====== Material for this task

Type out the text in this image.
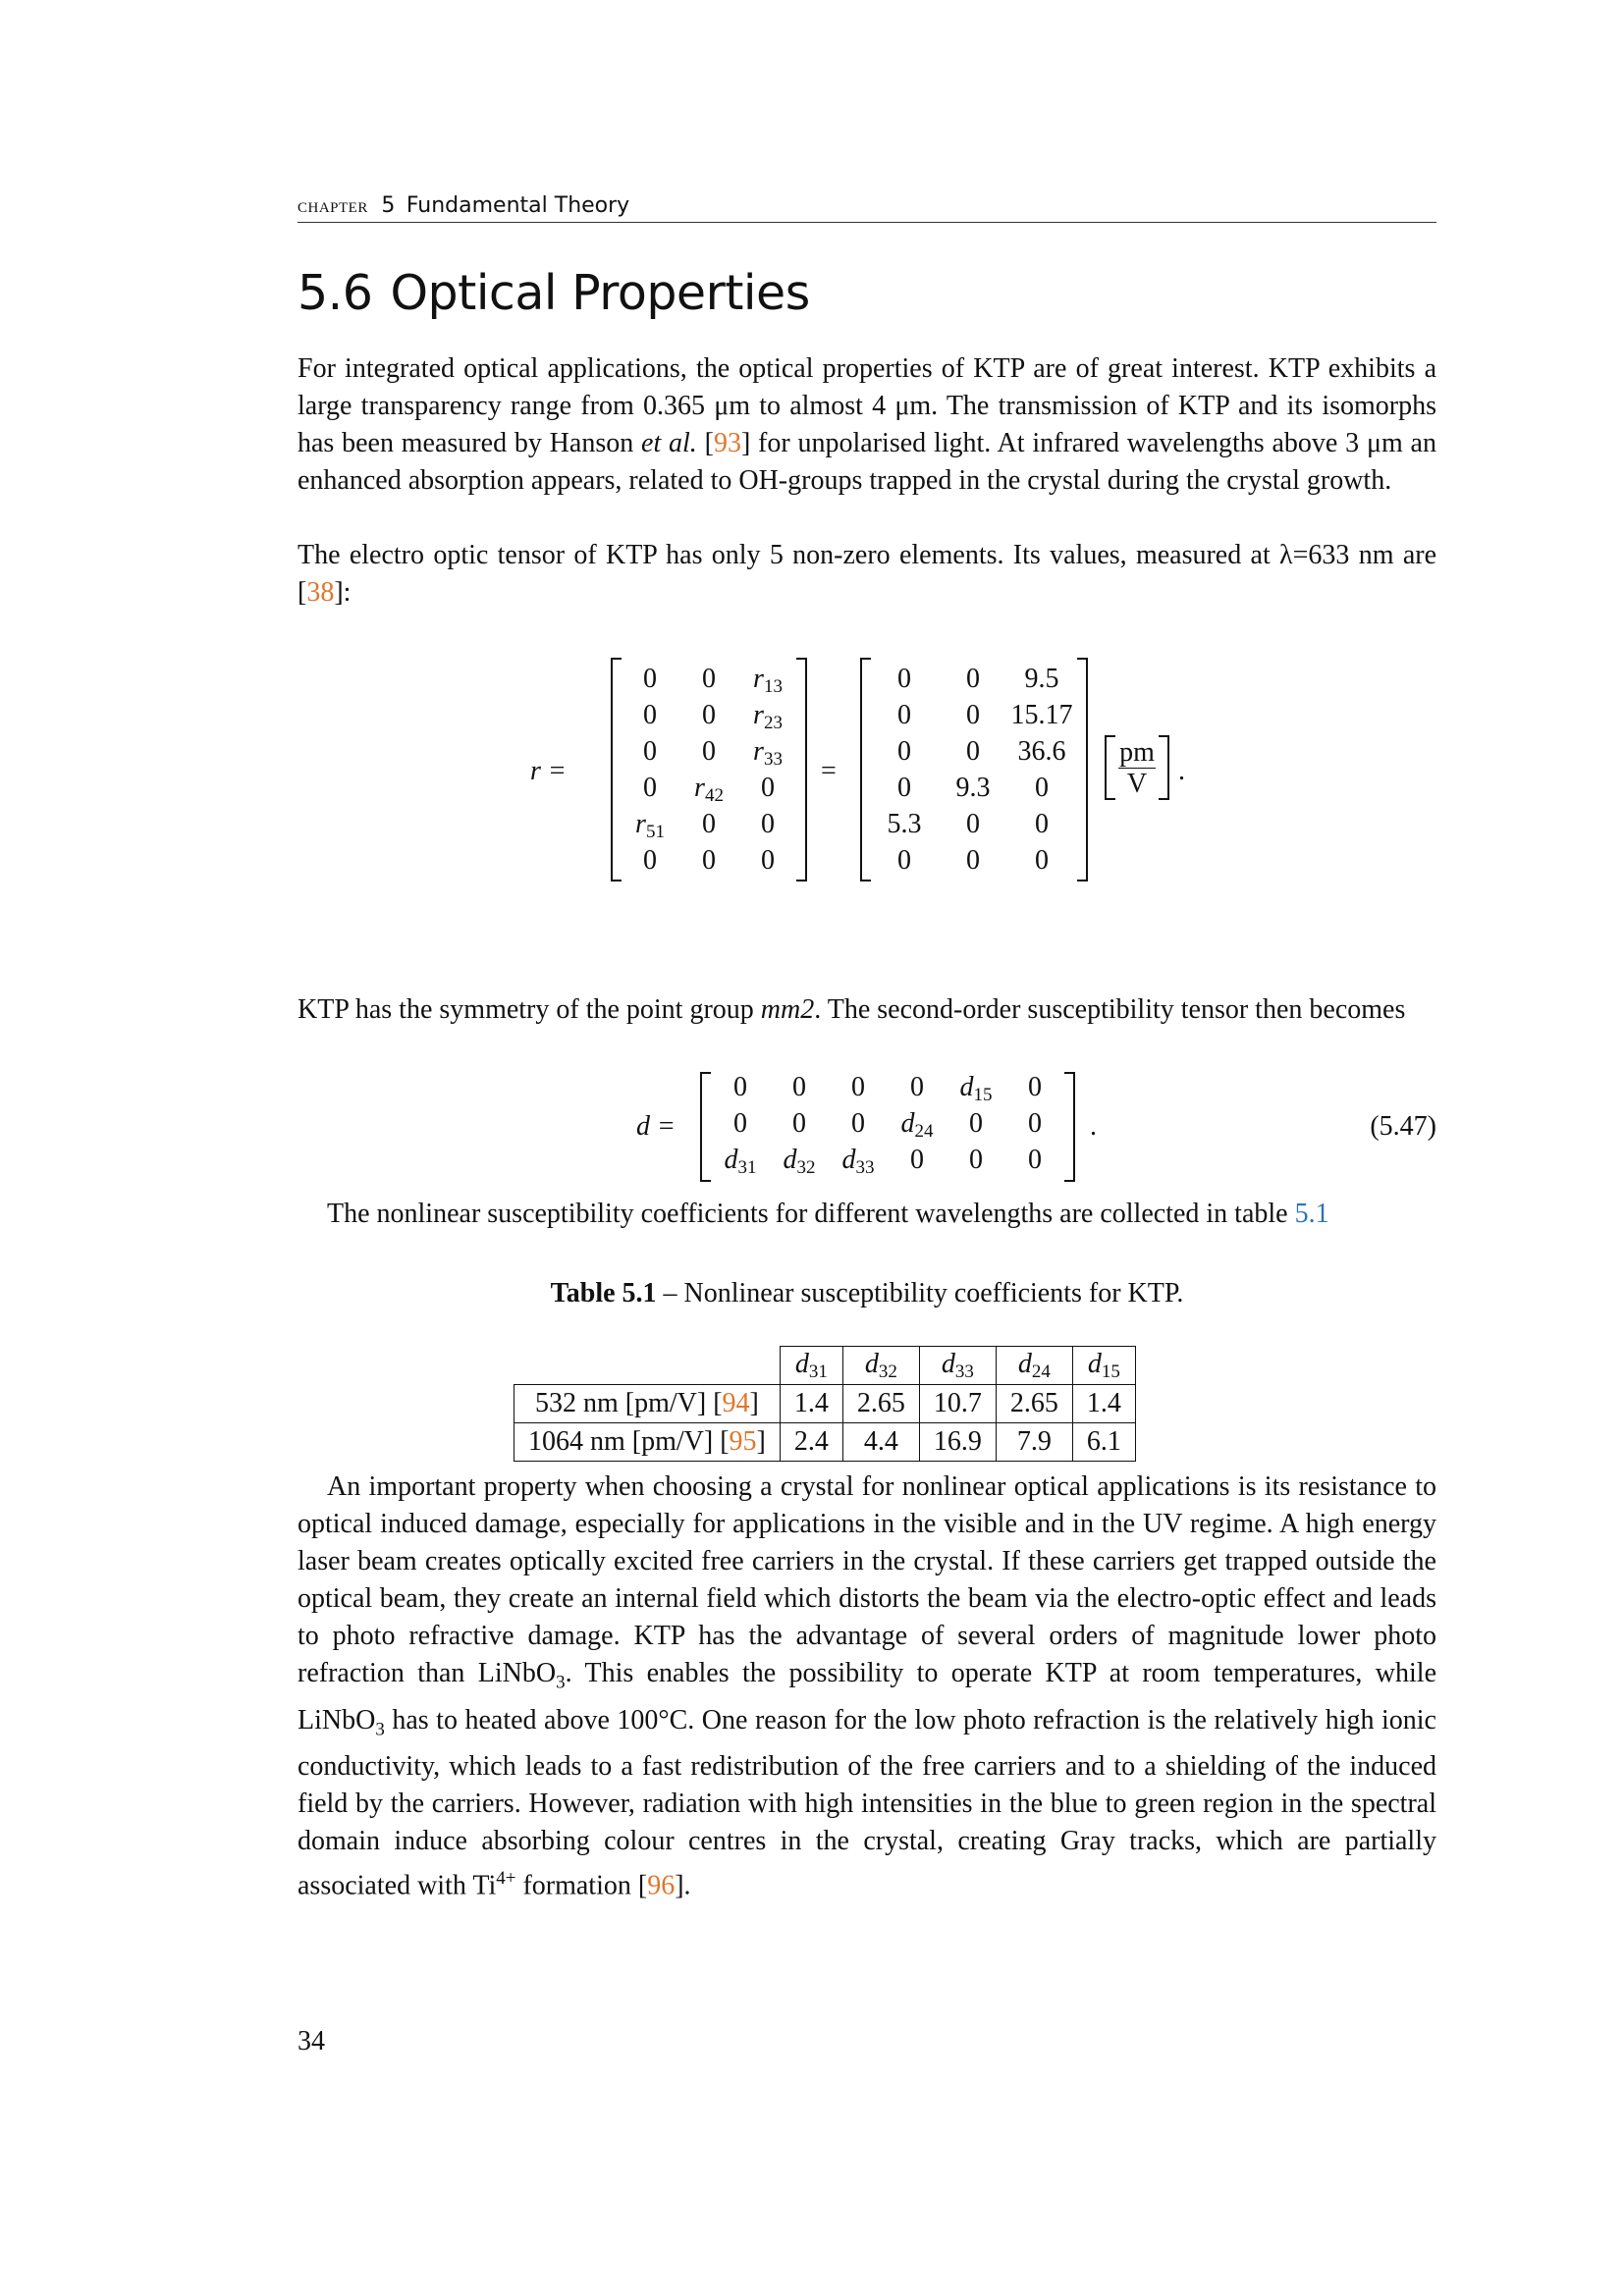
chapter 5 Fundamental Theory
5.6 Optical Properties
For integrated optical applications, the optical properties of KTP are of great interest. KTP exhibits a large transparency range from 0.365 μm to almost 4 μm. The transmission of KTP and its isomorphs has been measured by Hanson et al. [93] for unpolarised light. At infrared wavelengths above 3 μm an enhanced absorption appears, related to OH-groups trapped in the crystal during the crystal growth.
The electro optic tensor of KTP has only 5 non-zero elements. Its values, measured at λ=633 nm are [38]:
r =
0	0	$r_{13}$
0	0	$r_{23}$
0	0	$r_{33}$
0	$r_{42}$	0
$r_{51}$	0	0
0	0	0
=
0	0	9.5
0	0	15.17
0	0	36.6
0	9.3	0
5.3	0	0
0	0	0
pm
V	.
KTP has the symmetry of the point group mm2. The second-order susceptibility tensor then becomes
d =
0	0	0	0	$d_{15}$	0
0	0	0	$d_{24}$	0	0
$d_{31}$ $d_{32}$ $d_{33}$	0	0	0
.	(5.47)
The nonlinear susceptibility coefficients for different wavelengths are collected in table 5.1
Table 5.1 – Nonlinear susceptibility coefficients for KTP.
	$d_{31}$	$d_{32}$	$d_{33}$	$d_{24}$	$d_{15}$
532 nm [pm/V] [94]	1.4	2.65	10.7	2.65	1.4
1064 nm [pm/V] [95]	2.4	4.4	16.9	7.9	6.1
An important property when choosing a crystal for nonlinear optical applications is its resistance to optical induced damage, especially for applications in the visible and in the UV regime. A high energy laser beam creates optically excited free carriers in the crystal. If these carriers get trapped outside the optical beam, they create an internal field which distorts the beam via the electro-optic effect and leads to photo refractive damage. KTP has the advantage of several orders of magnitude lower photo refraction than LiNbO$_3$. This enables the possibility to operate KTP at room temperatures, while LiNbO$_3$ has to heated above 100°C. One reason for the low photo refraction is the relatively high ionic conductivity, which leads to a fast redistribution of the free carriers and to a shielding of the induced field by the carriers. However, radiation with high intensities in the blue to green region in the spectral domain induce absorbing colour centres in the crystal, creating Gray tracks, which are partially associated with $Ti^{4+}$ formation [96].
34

============
====== Material for this task

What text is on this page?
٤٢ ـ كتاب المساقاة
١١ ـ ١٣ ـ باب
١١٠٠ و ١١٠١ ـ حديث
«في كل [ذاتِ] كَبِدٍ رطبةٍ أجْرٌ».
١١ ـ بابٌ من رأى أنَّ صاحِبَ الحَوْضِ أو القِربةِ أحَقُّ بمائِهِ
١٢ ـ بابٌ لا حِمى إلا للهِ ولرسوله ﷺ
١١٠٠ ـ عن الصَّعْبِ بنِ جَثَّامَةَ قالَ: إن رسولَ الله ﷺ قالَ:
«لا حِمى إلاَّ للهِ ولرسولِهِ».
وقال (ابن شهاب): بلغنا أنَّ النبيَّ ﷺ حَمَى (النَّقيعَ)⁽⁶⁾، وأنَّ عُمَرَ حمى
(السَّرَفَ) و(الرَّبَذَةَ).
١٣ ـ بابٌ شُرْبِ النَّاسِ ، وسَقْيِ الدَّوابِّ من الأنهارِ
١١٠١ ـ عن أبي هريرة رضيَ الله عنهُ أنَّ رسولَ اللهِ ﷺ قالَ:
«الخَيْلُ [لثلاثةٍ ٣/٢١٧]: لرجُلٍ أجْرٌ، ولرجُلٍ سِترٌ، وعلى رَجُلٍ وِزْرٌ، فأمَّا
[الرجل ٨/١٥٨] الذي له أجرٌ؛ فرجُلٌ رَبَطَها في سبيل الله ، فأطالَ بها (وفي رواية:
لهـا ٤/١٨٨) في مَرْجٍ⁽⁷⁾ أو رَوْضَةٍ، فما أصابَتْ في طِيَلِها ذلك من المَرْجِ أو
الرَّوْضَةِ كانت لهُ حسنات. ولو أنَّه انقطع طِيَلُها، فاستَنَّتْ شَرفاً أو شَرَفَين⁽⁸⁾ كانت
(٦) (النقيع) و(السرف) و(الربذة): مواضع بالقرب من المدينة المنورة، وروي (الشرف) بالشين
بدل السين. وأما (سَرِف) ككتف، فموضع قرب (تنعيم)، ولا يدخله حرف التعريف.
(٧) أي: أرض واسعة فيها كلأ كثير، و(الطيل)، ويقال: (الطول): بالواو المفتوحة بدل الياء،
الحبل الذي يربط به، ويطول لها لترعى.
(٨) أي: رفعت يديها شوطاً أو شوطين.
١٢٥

============
====== Material for this task

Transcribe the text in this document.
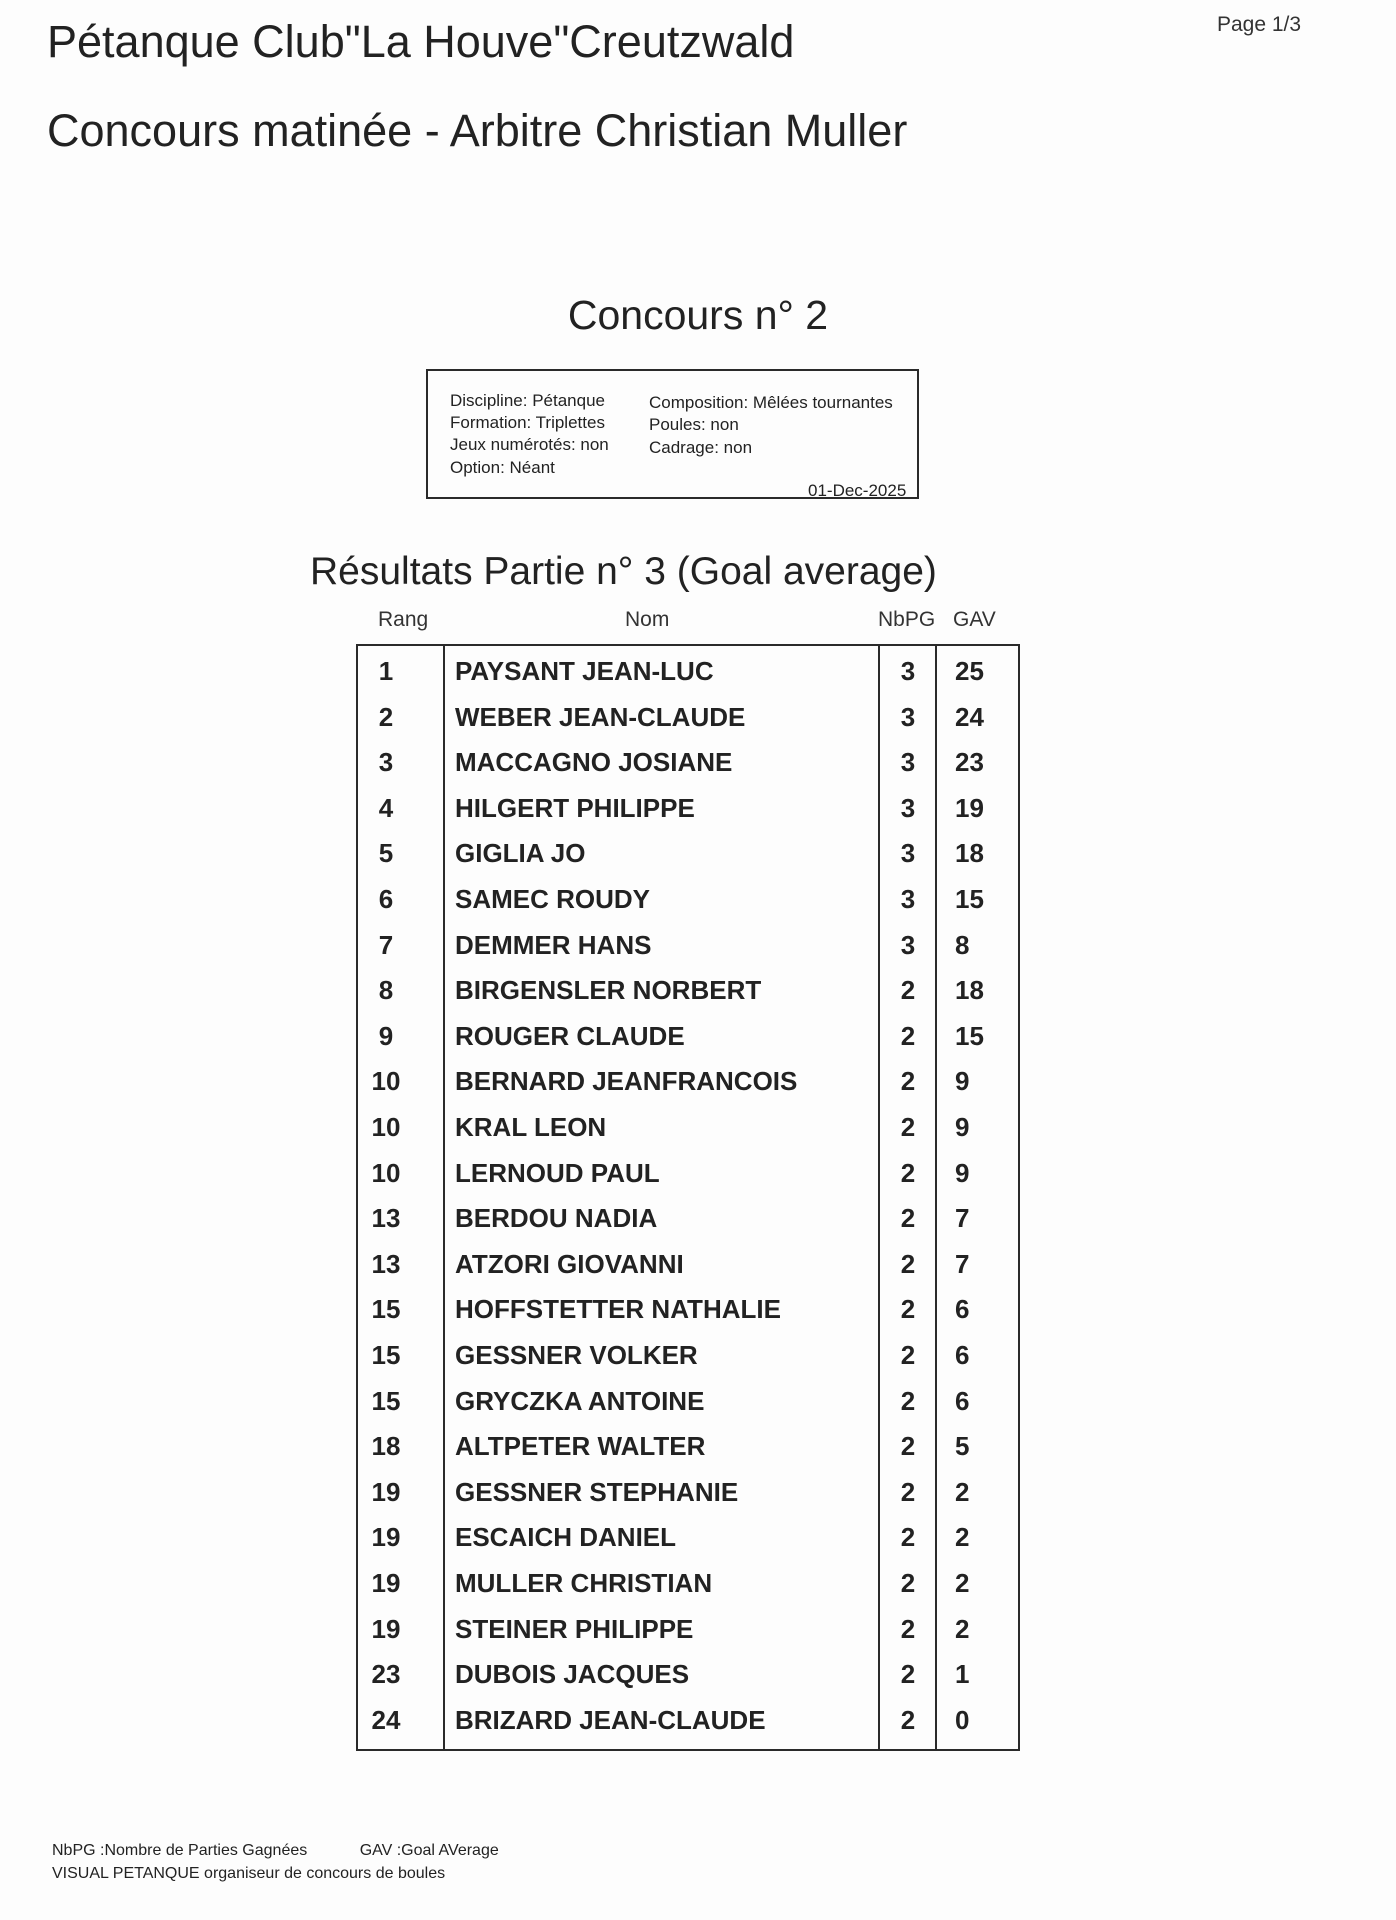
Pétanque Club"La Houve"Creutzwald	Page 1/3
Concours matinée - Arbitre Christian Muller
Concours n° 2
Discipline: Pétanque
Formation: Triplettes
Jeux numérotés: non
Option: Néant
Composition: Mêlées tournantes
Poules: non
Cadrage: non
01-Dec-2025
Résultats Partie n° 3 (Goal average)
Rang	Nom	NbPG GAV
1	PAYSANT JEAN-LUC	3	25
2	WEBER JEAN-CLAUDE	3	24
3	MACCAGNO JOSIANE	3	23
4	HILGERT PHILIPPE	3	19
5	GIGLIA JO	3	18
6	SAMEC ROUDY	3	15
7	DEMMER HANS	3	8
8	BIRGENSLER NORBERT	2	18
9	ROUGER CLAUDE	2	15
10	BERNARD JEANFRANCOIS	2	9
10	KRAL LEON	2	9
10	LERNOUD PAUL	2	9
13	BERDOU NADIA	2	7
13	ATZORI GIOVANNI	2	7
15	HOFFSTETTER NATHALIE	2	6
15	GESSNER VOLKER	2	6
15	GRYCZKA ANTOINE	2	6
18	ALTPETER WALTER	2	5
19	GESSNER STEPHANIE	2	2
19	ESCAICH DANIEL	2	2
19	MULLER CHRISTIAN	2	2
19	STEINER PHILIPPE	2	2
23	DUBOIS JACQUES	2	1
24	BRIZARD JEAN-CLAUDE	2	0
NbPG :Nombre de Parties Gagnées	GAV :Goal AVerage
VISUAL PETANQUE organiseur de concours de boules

============

Consider the entries above and return each line with the string "Pétanque".

◆ Result of this task ◆
Pétanque Club"La Houve"Creutzwald	Page 1/3
Discipline: Pétanque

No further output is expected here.